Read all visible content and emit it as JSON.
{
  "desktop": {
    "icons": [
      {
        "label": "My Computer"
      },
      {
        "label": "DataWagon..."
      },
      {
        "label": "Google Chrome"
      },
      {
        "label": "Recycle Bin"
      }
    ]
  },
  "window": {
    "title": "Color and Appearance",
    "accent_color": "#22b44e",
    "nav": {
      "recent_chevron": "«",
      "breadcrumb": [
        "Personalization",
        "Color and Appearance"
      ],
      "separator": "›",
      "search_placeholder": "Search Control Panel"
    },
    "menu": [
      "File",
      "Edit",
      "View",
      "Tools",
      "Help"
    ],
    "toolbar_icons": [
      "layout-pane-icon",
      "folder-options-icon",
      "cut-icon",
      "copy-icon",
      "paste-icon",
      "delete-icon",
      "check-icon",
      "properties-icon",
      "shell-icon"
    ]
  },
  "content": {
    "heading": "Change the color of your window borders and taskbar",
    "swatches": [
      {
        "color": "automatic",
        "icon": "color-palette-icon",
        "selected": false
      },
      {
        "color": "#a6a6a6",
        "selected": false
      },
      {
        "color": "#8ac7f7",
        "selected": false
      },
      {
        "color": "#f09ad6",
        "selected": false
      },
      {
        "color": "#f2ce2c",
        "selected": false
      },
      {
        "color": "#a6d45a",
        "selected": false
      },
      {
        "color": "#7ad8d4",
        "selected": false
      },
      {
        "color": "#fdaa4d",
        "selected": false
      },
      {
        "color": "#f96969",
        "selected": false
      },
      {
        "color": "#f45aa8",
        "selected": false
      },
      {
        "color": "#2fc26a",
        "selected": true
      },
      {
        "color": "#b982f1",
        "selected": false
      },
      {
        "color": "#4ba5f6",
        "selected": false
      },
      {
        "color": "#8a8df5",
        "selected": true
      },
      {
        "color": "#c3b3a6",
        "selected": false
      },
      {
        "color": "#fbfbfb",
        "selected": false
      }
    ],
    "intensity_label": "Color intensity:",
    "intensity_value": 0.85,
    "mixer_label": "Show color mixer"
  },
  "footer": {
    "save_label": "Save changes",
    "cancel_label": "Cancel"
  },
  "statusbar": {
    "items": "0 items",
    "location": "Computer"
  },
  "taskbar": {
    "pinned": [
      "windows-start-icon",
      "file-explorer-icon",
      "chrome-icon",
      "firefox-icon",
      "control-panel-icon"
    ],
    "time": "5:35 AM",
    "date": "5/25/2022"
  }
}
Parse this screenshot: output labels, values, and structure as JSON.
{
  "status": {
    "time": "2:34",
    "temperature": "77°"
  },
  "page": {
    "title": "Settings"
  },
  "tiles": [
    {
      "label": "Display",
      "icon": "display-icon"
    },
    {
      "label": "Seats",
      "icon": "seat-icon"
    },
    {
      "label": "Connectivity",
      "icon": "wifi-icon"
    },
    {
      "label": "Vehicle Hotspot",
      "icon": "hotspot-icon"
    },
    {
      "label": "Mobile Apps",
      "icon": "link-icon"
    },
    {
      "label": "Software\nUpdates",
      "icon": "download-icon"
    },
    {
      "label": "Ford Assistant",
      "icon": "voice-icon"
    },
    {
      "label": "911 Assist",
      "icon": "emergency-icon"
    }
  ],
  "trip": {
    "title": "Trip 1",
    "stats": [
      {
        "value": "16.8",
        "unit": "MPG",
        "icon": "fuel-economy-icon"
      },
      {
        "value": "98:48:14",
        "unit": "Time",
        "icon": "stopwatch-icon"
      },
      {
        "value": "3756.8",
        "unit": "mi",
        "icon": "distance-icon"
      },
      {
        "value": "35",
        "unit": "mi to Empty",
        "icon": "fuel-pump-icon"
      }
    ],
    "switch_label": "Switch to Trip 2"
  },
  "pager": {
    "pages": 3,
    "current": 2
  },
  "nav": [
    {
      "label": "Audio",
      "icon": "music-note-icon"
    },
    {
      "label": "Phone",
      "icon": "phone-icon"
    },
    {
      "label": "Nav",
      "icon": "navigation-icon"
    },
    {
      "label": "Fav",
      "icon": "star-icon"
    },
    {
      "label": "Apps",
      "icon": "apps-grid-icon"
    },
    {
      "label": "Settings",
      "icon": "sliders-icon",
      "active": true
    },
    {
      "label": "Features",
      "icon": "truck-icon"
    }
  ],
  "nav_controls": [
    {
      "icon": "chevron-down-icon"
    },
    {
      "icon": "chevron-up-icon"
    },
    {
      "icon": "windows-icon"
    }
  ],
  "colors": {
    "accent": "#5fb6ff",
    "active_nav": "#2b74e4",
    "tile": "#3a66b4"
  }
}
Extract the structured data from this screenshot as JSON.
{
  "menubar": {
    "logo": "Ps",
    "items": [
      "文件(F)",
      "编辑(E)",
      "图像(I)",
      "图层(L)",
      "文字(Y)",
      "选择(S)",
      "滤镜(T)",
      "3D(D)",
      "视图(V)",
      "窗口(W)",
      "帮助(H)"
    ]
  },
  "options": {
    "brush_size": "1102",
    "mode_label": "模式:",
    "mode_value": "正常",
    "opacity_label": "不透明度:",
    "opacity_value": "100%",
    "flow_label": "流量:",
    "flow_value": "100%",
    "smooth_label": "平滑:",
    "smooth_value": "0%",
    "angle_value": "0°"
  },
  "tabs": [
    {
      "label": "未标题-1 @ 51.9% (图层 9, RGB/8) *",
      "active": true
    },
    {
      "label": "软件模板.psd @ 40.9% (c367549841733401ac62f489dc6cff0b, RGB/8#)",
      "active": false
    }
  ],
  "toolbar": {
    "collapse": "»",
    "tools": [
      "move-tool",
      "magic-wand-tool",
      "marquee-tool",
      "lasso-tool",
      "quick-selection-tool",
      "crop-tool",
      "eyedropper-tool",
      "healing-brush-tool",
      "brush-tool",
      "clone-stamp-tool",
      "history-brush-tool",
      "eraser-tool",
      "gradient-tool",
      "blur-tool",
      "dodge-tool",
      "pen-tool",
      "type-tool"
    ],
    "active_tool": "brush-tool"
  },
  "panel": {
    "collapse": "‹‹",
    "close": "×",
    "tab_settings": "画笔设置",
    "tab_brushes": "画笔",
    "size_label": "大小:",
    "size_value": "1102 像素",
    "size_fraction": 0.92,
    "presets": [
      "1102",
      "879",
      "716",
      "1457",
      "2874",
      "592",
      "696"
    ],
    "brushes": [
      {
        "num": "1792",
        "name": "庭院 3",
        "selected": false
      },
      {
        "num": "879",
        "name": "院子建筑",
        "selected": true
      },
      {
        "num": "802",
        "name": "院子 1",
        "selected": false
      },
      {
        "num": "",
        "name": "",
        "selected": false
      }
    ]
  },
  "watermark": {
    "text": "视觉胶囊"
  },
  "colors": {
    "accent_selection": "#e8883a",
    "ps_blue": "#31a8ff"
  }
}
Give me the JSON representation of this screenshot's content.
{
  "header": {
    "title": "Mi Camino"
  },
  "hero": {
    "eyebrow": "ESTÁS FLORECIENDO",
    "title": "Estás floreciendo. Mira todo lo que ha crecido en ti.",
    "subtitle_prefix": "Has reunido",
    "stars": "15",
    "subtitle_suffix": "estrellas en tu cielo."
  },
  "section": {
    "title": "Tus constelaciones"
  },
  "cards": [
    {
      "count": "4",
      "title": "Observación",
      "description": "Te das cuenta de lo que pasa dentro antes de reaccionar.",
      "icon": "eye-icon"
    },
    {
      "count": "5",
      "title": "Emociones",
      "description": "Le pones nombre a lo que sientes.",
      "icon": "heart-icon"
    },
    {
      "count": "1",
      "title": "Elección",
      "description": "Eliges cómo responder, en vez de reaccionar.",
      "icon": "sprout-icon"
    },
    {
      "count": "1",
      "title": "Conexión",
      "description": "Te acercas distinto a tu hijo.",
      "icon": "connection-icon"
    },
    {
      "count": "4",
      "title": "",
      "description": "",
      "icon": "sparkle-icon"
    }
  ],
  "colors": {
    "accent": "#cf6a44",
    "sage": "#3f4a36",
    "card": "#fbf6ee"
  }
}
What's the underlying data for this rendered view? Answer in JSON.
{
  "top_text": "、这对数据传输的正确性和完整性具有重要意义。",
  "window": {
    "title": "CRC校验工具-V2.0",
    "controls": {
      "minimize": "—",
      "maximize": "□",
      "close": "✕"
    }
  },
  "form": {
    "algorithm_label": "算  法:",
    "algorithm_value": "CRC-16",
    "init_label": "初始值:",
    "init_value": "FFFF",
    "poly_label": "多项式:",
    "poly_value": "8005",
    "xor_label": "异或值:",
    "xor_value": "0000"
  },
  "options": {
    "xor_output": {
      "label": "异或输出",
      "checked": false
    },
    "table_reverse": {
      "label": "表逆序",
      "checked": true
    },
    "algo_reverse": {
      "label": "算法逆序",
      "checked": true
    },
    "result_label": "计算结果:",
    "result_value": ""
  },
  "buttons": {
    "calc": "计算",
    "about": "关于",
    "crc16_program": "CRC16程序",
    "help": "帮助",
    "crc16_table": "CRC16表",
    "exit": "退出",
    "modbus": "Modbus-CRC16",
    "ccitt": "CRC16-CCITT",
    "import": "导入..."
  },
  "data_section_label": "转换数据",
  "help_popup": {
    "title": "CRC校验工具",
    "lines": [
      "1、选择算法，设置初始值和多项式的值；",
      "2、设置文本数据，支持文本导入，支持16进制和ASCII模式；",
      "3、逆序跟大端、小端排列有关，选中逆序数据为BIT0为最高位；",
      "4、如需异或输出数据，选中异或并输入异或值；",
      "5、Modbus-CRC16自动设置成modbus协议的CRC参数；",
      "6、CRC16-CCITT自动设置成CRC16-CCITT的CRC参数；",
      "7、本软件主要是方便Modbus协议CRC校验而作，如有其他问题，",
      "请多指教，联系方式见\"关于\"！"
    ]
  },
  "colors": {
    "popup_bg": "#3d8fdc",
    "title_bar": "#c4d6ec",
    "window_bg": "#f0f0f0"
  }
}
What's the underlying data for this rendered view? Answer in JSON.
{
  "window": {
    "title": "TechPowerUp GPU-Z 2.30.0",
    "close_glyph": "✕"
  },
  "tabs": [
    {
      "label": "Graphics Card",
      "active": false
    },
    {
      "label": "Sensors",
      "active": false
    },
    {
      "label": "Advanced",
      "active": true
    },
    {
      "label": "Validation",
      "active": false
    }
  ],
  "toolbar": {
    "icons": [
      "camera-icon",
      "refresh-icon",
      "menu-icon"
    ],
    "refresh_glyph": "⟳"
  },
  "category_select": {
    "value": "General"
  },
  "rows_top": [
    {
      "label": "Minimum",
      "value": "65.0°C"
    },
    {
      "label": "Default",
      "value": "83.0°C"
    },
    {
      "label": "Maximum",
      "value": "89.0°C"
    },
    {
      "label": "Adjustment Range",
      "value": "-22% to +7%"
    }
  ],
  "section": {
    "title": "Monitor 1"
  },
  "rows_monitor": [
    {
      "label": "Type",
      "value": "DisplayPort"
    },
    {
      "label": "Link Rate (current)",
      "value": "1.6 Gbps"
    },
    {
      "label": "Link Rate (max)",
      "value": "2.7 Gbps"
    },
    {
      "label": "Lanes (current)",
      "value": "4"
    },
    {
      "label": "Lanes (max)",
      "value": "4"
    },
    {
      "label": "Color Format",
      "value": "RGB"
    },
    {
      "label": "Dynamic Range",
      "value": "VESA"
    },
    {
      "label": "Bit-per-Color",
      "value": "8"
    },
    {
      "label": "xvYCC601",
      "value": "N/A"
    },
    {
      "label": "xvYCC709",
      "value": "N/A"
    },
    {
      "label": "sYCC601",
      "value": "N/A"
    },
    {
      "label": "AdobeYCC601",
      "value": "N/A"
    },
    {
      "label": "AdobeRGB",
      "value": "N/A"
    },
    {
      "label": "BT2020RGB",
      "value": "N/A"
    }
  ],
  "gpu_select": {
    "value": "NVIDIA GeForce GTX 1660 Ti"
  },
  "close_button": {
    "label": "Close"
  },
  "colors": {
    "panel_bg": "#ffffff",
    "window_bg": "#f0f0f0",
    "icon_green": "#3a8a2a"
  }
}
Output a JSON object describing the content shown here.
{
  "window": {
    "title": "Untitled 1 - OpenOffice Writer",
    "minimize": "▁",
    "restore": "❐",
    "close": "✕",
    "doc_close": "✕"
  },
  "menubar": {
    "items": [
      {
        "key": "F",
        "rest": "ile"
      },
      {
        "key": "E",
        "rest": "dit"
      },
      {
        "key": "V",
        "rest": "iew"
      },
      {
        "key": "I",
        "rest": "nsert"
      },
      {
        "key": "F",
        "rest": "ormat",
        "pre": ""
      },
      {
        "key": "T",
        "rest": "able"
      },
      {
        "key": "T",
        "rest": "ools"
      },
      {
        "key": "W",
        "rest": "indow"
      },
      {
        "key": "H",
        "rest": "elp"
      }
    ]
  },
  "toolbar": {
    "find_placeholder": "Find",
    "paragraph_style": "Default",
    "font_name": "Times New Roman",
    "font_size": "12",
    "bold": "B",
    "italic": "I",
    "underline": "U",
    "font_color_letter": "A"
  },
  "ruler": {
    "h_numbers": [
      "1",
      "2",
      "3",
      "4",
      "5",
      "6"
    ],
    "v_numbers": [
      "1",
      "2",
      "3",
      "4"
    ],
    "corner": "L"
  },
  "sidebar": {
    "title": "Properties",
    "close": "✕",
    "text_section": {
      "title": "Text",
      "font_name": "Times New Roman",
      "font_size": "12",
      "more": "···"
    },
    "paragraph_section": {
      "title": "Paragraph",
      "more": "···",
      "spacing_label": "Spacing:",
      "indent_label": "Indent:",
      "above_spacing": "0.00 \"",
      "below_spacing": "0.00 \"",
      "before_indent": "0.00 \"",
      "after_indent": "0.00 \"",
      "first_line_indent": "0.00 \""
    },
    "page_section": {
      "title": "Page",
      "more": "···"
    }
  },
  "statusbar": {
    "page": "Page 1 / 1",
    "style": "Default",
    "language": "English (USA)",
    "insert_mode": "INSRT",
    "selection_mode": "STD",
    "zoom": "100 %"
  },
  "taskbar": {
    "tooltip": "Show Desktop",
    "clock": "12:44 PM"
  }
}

____________________

WORK TO BE COMPLETED » Report the number of lines in the entries above that include the word "fuel" and add nothing to it.

CORRECT OUTPUT » 2